§ **TASK DIRECTIONS**
Retype each entry below, keeping every character the same.

§ **EXCERPTED RECORDS**
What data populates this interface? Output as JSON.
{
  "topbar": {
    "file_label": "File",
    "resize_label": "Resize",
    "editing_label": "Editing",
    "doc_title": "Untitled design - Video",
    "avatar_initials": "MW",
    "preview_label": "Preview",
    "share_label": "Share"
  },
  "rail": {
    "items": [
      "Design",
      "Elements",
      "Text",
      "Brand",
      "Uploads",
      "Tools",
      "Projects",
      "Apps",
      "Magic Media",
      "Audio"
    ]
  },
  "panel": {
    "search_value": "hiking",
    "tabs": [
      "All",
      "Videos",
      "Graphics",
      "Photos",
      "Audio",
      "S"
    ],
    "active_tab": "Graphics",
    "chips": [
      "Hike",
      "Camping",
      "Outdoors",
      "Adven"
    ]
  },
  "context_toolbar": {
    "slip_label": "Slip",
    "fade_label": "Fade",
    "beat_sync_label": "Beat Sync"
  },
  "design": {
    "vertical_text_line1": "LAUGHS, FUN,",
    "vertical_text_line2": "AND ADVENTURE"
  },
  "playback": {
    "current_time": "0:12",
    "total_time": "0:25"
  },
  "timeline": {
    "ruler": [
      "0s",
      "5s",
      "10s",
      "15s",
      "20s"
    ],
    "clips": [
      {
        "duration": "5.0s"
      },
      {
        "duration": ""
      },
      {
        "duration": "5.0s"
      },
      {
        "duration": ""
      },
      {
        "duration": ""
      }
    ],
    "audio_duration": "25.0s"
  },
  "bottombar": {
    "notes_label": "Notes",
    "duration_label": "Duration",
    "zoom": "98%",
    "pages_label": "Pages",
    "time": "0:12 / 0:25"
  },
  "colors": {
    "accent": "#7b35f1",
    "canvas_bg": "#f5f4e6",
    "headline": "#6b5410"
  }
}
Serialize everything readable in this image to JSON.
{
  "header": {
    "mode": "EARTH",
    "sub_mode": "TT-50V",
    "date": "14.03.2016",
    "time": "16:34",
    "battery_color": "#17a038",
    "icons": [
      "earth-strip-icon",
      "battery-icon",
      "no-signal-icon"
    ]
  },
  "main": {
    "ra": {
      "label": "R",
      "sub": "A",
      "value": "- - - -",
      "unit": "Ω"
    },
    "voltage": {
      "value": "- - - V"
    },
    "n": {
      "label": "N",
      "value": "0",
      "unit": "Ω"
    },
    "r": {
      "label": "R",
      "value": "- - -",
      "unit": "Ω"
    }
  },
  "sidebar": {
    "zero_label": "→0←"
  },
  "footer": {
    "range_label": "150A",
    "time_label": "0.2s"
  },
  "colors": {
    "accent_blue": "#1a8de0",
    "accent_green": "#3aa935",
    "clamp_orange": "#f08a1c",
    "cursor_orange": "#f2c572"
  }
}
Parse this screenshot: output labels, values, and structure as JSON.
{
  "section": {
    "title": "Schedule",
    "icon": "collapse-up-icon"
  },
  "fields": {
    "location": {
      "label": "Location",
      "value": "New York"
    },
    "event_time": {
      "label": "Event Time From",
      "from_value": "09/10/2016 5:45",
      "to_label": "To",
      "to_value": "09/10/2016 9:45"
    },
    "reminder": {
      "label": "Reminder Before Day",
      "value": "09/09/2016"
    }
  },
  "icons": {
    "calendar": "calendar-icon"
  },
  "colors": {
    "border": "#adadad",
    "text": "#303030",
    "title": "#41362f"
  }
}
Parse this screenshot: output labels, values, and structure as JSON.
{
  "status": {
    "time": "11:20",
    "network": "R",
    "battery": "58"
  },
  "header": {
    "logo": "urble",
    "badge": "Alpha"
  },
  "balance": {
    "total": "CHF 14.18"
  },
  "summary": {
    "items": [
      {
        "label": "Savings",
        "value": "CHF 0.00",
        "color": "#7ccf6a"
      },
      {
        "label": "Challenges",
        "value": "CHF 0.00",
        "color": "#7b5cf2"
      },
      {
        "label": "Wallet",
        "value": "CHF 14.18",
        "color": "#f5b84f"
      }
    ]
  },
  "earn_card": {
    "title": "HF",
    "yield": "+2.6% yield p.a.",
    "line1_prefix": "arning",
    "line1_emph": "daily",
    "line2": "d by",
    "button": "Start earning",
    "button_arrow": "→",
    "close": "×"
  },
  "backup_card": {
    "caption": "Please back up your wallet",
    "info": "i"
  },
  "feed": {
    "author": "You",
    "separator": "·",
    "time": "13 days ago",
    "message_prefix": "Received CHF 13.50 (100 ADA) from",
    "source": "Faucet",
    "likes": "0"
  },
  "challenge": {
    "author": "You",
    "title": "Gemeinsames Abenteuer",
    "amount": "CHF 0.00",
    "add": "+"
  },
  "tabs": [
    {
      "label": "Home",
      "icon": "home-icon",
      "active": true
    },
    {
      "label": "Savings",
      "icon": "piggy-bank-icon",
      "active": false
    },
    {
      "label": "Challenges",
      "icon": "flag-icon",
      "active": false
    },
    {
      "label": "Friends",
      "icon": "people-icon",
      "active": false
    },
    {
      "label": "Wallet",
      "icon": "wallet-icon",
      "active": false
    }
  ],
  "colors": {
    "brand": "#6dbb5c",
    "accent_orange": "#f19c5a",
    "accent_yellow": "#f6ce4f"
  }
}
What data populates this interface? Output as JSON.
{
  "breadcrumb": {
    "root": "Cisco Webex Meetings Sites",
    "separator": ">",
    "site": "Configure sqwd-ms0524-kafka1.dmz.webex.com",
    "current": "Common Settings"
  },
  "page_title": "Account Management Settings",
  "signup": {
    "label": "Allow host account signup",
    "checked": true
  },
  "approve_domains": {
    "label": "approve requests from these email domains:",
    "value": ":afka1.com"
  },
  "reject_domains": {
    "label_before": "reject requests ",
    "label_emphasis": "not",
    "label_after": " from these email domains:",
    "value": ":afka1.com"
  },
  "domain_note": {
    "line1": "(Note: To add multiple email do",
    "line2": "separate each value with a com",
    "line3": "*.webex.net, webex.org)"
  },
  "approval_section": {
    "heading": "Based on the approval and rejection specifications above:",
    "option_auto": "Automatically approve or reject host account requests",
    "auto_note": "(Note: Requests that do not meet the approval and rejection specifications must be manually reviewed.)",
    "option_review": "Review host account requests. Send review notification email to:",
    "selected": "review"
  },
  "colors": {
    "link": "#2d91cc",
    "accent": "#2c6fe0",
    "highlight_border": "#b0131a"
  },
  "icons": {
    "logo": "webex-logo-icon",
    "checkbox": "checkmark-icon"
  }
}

§ **SOLUTION TO THIS EXERCISE**
What data populates this interface? Output as JSON.
{
  "topbar": {
    "file_label": "File",
    "resize_label": "Resize",
    "editing_label": "Editing",
    "doc_title": "Untitled design - Video",
    "avatar_initials": "MW",
    "preview_label": "Preview",
    "share_label": "Share"
  },
  "rail": {
    "items": [
      "Design",
      "Elements",
      "Text",
      "Brand",
      "Uploads",
      "Tools",
      "Projects",
      "Apps",
      "Magic Media",
      "Audio"
    ]
  },
  "panel": {
    "search_value": "hiking",
    "tabs": [
      "All",
      "Videos",
      "Graphics",
      "Photos",
      "Audio",
      "S"
    ],
    "active_tab": "Graphics",
    "chips": [
      "Hike",
      "Camping",
      "Outdoors",
      "Adven"
    ]
  },
  "context_toolbar": {
    "slip_label": "Slip",
    "fade_label": "Fade",
    "beat_sync_label": "Beat Sync"
  },
  "design": {
    "vertical_text_line1": "LAUGHS, FUN,",
    "vertical_text_line2": "AND ADVENTURE"
  },
  "playback": {
    "current_time": "0:12",
    "total_time": "0:25"
  },
  "timeline": {
    "ruler": [
      "0s",
      "5s",
      "10s",
      "15s",
      "20s"
    ],
    "clips": [
      {
        "duration": "5.0s"
      },
      {
        "duration": ""
      },
      {
        "duration": "5.0s"
      },
      {
        "duration": ""
      },
      {
        "duration": ""
      }
    ],
    "audio_duration": "25.0s"
  },
  "bottombar": {
    "notes_label": "Notes",
    "duration_label": "Duration",
    "zoom": "98%",
    "pages_label": "Pages",
    "time": "0:12 / 0:25"
  },
  "colors": {
    "accent": "#7b35f1",
    "canvas_bg": "#f5f4e6",
    "headline": "#6b5410"
  }
}
Serialize everything readable in this image to JSON.
{
  "header": {
    "mode": "EARTH",
    "sub_mode": "TT-50V",
    "date": "14.03.2016",
    "time": "16:34",
    "battery_color": "#17a038",
    "icons": [
      "earth-strip-icon",
      "battery-icon",
      "no-signal-icon"
    ]
  },
  "main": {
    "ra": {
      "label": "R",
      "sub": "A",
      "value": "- - - -",
      "unit": "Ω"
    },
    "voltage": {
      "value": "- - - V"
    },
    "n": {
      "label": "N",
      "value": "0",
      "unit": "Ω"
    },
    "r": {
      "label": "R",
      "value": "- - -",
      "unit": "Ω"
    }
  },
  "sidebar": {
    "zero_label": "→0←"
  },
  "footer": {
    "range_label": "150A",
    "time_label": "0.2s"
  },
  "colors": {
    "accent_blue": "#1a8de0",
    "accent_green": "#3aa935",
    "clamp_orange": "#f08a1c",
    "cursor_orange": "#f2c572"
  }
}
Parse this screenshot: output labels, values, and structure as JSON.
{
  "section": {
    "title": "Schedule",
    "icon": "collapse-up-icon"
  },
  "fields": {
    "location": {
      "label": "Location",
      "value": "New York"
    },
    "event_time": {
      "label": "Event Time From",
      "from_value": "09/10/2016 5:45",
      "to_label": "To",
      "to_value": "09/10/2016 9:45"
    },
    "reminder": {
      "label": "Reminder Before Day",
      "value": "09/09/2016"
    }
  },
  "icons": {
    "calendar": "calendar-icon"
  },
  "colors": {
    "border": "#adadad",
    "text": "#303030",
    "title": "#41362f"
  }
}
Parse this screenshot: output labels, values, and structure as JSON.
{
  "status": {
    "time": "11:20",
    "network": "R",
    "battery": "58"
  },
  "header": {
    "logo": "urble",
    "badge": "Alpha"
  },
  "balance": {
    "total": "CHF 14.18"
  },
  "summary": {
    "items": [
      {
        "label": "Savings",
        "value": "CHF 0.00",
        "color": "#7ccf6a"
      },
      {
        "label": "Challenges",
        "value": "CHF 0.00",
        "color": "#7b5cf2"
      },
      {
        "label": "Wallet",
        "value": "CHF 14.18",
        "color": "#f5b84f"
      }
    ]
  },
  "earn_card": {
    "title": "HF",
    "yield": "+2.6% yield p.a.",
    "line1_prefix": "arning",
    "line1_emph": "daily",
    "line2": "d by",
    "button": "Start earning",
    "button_arrow": "→",
    "close": "×"
  },
  "backup_card": {
    "caption": "Please back up your wallet",
    "info": "i"
  },
  "feed": {
    "author": "You",
    "separator": "·",
    "time": "13 days ago",
    "message_prefix": "Received CHF 13.50 (100 ADA) from",
    "source": "Faucet",
    "likes": "0"
  },
  "challenge": {
    "author": "You",
    "title": "Gemeinsames Abenteuer",
    "amount": "CHF 0.00",
    "add": "+"
  },
  "tabs": [
    {
      "label": "Home",
      "icon": "home-icon",
      "active": true
    },
    {
      "label": "Savings",
      "icon": "piggy-bank-icon",
      "active": false
    },
    {
      "label": "Challenges",
      "icon": "flag-icon",
      "active": false
    },
    {
      "label": "Friends",
      "icon": "people-icon",
      "active": false
    },
    {
      "label": "Wallet",
      "icon": "wallet-icon",
      "active": false
    }
  ],
  "colors": {
    "brand": "#6dbb5c",
    "accent_orange": "#f19c5a",
    "accent_yellow": "#f6ce4f"
  }
}
What data populates this interface? Output as JSON.
{
  "breadcrumb": {
    "root": "Cisco Webex Meetings Sites",
    "separator": ">",
    "site": "Configure sqwd-ms0524-kafka1.dmz.webex.com",
    "current": "Common Settings"
  },
  "page_title": "Account Management Settings",
  "signup": {
    "label": "Allow host account signup",
    "checked": true
  },
  "approve_domains": {
    "label": "approve requests from these email domains:",
    "value": ":afka1.com"
  },
  "reject_domains": {
    "label_before": "reject requests ",
    "label_emphasis": "not",
    "label_after": " from these email domains:",
    "value": ":afka1.com"
  },
  "domain_note": {
    "line1": "(Note: To add multiple email do",
    "line2": "separate each value with a com",
    "line3": "*.webex.net, webex.org)"
  },
  "approval_section": {
    "heading": "Based on the approval and rejection specifications above:",
    "option_auto": "Automatically approve or reject host account requests",
    "auto_note": "(Note: Requests that do not meet the approval and rejection specifications must be manually reviewed.)",
    "option_review": "Review host account requests. Send review notification email to:",
    "selected": "review"
  },
  "colors": {
    "link": "#2d91cc",
    "accent": "#2c6fe0",
    "highlight_border": "#b0131a"
  },
  "icons": {
    "logo": "webex-logo-icon",
    "checkbox": "checkmark-icon"
  }
}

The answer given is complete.